**DIRECTION**
Gather up the lines that contain "Осетинская".

**ENTRIES PROVIDED**

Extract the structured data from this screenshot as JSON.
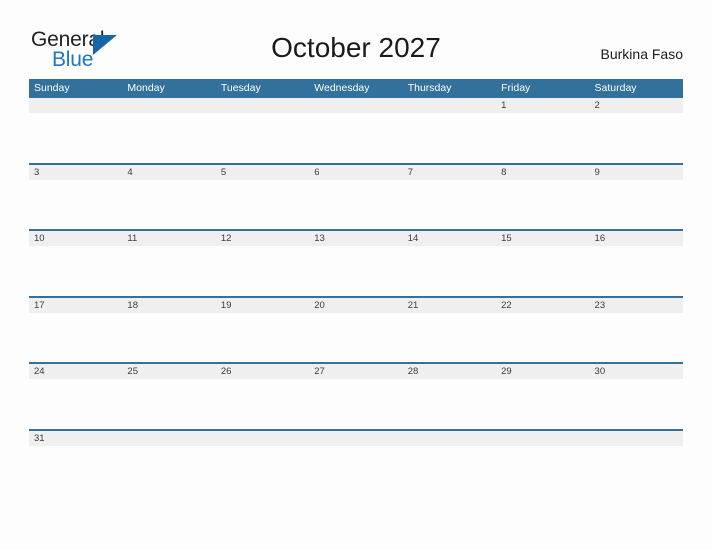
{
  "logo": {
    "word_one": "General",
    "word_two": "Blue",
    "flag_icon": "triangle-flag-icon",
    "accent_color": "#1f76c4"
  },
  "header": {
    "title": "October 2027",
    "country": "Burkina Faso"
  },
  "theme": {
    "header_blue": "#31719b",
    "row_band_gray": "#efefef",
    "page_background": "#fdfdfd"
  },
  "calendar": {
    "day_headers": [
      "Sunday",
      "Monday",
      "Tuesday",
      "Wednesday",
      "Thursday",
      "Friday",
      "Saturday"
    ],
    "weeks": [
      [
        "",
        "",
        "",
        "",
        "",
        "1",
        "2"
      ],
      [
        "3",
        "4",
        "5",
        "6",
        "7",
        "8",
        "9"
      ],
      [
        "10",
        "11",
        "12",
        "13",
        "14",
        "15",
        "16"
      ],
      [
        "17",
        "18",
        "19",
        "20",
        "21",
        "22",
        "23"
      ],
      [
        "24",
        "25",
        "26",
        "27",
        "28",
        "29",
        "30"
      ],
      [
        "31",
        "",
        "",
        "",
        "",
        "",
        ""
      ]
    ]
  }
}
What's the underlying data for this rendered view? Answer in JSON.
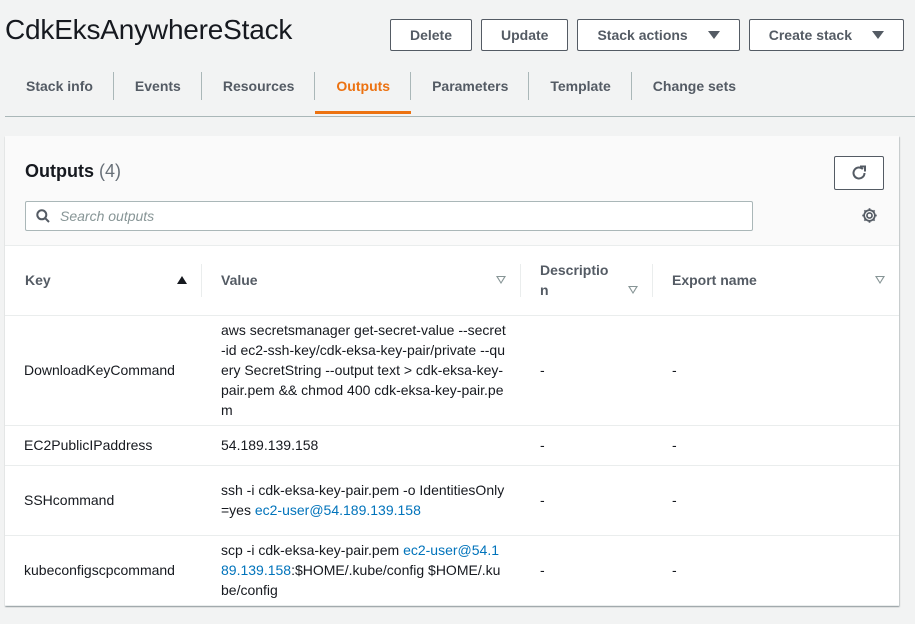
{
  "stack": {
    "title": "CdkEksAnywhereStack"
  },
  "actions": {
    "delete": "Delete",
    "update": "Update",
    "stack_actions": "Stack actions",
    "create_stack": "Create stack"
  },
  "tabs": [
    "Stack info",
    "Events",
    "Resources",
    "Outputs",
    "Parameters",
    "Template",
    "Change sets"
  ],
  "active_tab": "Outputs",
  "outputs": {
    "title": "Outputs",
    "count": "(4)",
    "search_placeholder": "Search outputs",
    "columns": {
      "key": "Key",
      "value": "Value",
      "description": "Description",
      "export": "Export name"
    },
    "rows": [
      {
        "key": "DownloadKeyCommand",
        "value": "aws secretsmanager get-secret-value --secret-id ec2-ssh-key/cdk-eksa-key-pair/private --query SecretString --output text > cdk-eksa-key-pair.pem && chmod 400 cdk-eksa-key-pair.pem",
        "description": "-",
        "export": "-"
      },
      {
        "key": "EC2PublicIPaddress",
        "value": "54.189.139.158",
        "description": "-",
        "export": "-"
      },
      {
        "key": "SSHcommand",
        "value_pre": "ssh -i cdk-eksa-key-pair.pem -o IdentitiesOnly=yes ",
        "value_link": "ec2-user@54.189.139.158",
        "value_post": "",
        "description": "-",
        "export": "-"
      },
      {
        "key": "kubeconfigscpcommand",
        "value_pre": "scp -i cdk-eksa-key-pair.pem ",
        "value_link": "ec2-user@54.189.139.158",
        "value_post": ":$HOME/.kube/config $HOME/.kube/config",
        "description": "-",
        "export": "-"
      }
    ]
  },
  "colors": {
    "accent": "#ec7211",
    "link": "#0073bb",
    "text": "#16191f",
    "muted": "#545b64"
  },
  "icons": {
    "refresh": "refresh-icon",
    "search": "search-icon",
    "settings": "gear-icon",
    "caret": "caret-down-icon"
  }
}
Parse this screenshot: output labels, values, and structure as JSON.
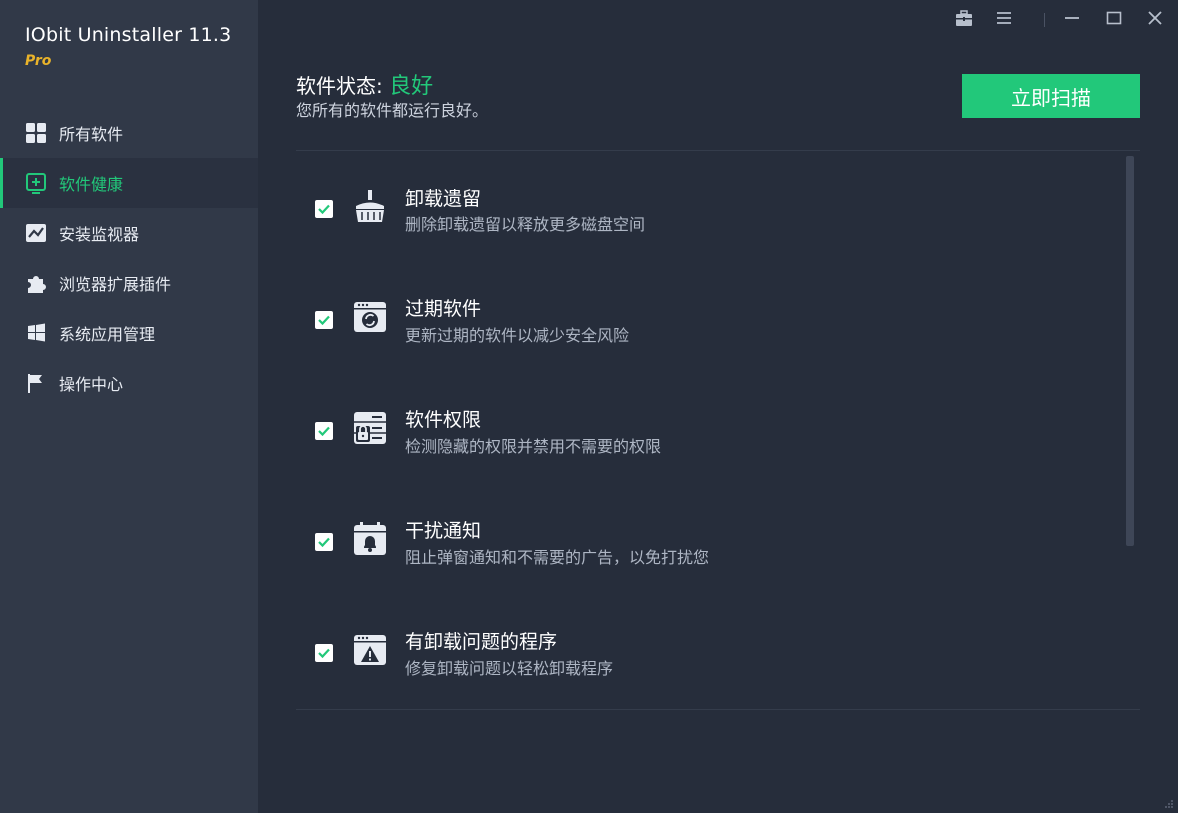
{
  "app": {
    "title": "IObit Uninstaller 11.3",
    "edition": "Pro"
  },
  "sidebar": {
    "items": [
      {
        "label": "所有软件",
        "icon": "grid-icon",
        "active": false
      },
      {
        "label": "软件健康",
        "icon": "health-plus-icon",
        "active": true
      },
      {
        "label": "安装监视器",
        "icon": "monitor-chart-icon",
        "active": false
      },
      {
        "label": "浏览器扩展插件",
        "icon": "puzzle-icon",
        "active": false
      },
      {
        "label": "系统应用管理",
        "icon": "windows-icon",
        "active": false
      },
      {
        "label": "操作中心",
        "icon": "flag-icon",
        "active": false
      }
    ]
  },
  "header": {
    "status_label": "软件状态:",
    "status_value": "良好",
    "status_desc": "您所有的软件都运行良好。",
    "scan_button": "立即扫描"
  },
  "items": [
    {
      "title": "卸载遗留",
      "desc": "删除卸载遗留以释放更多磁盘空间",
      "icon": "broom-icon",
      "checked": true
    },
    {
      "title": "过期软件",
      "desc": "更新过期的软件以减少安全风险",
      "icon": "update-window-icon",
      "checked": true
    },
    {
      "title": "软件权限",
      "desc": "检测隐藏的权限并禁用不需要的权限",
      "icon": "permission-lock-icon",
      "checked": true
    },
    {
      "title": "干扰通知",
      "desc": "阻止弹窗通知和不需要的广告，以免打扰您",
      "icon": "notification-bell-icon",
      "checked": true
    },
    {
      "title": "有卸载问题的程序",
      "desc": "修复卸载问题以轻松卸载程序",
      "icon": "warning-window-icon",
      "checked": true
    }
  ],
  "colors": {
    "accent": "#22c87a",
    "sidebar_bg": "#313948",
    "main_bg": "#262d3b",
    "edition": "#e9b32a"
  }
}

---

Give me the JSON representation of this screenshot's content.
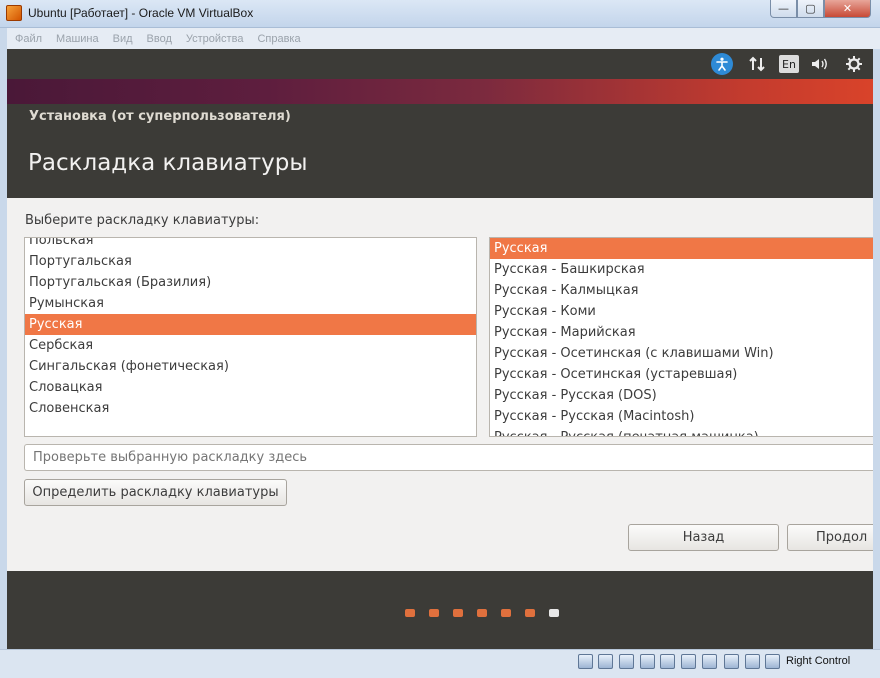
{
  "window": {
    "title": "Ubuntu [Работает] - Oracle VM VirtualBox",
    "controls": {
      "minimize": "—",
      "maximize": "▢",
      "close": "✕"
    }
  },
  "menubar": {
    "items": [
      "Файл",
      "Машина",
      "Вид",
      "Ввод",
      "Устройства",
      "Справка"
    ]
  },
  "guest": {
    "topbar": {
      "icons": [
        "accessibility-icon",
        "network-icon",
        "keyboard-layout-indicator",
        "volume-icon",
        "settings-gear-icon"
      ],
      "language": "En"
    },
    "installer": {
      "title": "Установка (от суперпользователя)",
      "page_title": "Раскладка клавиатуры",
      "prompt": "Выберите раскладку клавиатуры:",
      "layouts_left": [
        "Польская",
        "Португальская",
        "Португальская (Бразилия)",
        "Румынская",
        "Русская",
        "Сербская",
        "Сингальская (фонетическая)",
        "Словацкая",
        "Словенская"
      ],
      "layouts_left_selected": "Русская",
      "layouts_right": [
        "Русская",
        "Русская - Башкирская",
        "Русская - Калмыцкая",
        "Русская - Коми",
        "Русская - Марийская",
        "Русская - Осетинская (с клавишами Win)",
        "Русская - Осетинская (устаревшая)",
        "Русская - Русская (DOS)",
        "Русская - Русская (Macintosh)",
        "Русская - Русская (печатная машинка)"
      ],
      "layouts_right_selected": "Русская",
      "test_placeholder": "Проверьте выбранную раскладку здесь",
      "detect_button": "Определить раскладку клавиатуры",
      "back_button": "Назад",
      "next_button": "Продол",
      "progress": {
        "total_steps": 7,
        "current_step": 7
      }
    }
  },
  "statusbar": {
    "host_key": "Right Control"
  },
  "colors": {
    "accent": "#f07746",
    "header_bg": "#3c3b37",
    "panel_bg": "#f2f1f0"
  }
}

**REPLY**
        "Русская - Осетинская (с клавишами Win)",
        "Русская - Осетинская (устаревшая)",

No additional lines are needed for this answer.